::: Records for processing :::
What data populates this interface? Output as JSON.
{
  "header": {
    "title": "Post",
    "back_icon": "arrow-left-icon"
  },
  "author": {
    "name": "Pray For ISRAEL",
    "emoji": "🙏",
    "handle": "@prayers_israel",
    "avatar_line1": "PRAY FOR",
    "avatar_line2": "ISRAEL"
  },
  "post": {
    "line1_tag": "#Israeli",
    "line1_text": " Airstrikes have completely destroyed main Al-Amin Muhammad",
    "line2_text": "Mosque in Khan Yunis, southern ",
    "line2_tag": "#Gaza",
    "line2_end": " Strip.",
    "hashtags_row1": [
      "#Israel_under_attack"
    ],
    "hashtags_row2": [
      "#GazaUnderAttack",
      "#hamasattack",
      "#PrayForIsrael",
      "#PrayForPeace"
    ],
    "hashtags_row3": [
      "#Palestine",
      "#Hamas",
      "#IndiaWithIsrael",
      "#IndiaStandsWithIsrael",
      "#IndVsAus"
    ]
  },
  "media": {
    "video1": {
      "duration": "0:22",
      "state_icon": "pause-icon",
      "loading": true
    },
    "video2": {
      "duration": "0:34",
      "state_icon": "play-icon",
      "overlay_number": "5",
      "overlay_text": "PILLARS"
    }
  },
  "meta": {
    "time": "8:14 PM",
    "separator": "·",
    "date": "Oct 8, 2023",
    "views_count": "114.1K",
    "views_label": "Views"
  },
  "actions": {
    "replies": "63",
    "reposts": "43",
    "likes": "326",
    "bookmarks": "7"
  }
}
:::
§ Problem to work on: Scan the listing above. Gather each line that contains the word "icon".

§ Answer for the task:
    "back_icon": "arrow-left-icon"
      "state_icon": "pause-icon",
      "state_icon": "play-icon",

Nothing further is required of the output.